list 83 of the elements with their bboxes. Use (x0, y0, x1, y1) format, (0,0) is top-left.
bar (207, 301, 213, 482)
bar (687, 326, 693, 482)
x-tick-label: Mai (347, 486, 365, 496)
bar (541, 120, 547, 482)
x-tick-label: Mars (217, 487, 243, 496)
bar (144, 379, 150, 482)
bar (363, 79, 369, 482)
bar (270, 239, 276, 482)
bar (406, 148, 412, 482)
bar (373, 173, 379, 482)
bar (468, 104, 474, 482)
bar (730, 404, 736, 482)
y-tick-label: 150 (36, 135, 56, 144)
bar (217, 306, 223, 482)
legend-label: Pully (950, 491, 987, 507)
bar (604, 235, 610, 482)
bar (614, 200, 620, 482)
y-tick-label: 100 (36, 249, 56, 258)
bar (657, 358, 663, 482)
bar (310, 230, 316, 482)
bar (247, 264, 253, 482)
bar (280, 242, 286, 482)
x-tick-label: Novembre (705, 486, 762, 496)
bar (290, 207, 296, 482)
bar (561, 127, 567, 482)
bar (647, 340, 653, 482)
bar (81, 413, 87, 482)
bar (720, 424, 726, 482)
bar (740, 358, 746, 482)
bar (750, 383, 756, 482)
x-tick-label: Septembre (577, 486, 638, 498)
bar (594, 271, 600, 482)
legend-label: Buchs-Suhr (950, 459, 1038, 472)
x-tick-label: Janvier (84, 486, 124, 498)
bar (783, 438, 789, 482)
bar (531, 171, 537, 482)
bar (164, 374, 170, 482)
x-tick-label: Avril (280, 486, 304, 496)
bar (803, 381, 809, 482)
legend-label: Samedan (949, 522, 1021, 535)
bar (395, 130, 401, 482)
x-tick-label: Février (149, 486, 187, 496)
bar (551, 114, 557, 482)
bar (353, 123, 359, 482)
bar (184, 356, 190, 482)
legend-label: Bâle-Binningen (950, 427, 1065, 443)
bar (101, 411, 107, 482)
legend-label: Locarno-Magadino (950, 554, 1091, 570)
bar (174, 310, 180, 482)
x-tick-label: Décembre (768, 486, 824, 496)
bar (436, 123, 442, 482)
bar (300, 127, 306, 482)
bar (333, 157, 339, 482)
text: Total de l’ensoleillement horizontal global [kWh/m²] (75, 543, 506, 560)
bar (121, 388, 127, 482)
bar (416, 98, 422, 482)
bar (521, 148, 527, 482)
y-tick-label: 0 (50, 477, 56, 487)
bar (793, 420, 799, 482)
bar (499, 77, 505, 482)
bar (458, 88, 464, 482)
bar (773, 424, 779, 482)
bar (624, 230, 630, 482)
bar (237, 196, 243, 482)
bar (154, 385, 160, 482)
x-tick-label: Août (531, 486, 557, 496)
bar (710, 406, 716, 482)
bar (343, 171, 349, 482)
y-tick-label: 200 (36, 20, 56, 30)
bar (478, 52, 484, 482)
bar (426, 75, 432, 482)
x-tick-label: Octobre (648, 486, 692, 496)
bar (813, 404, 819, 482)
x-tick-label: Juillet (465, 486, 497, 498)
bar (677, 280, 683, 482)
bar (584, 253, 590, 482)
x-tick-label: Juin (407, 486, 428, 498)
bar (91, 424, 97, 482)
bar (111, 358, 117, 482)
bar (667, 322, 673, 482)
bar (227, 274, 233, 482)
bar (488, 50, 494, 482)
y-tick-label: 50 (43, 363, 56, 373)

*Description of the task*
Copy every line of the records above, character for character.

*Exercise response*
list 83 of the elements with their bboxes. Use (x0, y0, x1, y1) format, (0,0) is top-left.
bar (207, 301, 213, 482)
bar (687, 326, 693, 482)
x-tick-label: Mai (347, 486, 365, 496)
bar (541, 120, 547, 482)
x-tick-label: Mars (217, 487, 243, 496)
bar (144, 379, 150, 482)
bar (363, 79, 369, 482)
bar (270, 239, 276, 482)
bar (406, 148, 412, 482)
bar (373, 173, 379, 482)
bar (468, 104, 474, 482)
bar (730, 404, 736, 482)
y-tick-label: 150 (36, 135, 56, 144)
bar (217, 306, 223, 482)
legend-label: Pully (950, 491, 987, 507)
bar (604, 235, 610, 482)
bar (614, 200, 620, 482)
y-tick-label: 100 (36, 249, 56, 258)
bar (657, 358, 663, 482)
bar (310, 230, 316, 482)
bar (247, 264, 253, 482)
bar (280, 242, 286, 482)
x-tick-label: Novembre (705, 486, 762, 496)
bar (290, 207, 296, 482)
bar (561, 127, 567, 482)
bar (647, 340, 653, 482)
bar (81, 413, 87, 482)
bar (720, 424, 726, 482)
bar (740, 358, 746, 482)
bar (750, 383, 756, 482)
x-tick-label: Septembre (577, 486, 638, 498)
bar (594, 271, 600, 482)
legend-label: Buchs-Suhr (950, 459, 1038, 472)
x-tick-label: Janvier (84, 486, 124, 498)
bar (783, 438, 789, 482)
bar (531, 171, 537, 482)
bar (164, 374, 170, 482)
x-tick-label: Avril (280, 486, 304, 496)
bar (803, 381, 809, 482)
legend-label: Samedan (949, 522, 1021, 535)
bar (395, 130, 401, 482)
x-tick-label: Février (149, 486, 187, 496)
bar (551, 114, 557, 482)
bar (353, 123, 359, 482)
bar (184, 356, 190, 482)
legend-label: Bâle-Binningen (950, 427, 1065, 443)
bar (101, 411, 107, 482)
legend-label: Locarno-Magadino (950, 554, 1091, 570)
bar (174, 310, 180, 482)
x-tick-label: Décembre (768, 486, 824, 496)
bar (436, 123, 442, 482)
bar (300, 127, 306, 482)
bar (333, 157, 339, 482)
text: Total de l’ensoleillement horizontal global [kWh/m²] (75, 543, 506, 560)
bar (121, 388, 127, 482)
bar (416, 98, 422, 482)
bar (521, 148, 527, 482)
y-tick-label: 0 (50, 477, 56, 487)
bar (793, 420, 799, 482)
bar (499, 77, 505, 482)
bar (458, 88, 464, 482)
bar (773, 424, 779, 482)
bar (624, 230, 630, 482)
bar (237, 196, 243, 482)
bar (154, 385, 160, 482)
x-tick-label: Août (531, 486, 557, 496)
bar (710, 406, 716, 482)
bar (343, 171, 349, 482)
y-tick-label: 200 (36, 20, 56, 30)
bar (478, 52, 484, 482)
bar (426, 75, 432, 482)
x-tick-label: Octobre (648, 486, 692, 496)
bar (813, 404, 819, 482)
x-tick-label: Juillet (465, 486, 497, 498)
bar (677, 280, 683, 482)
bar (584, 253, 590, 482)
x-tick-label: Juin (407, 486, 428, 498)
bar (91, 424, 97, 482)
bar (111, 358, 117, 482)
bar (667, 322, 673, 482)
bar (227, 274, 233, 482)
bar (488, 50, 494, 482)
y-tick-label: 50 (43, 363, 56, 373)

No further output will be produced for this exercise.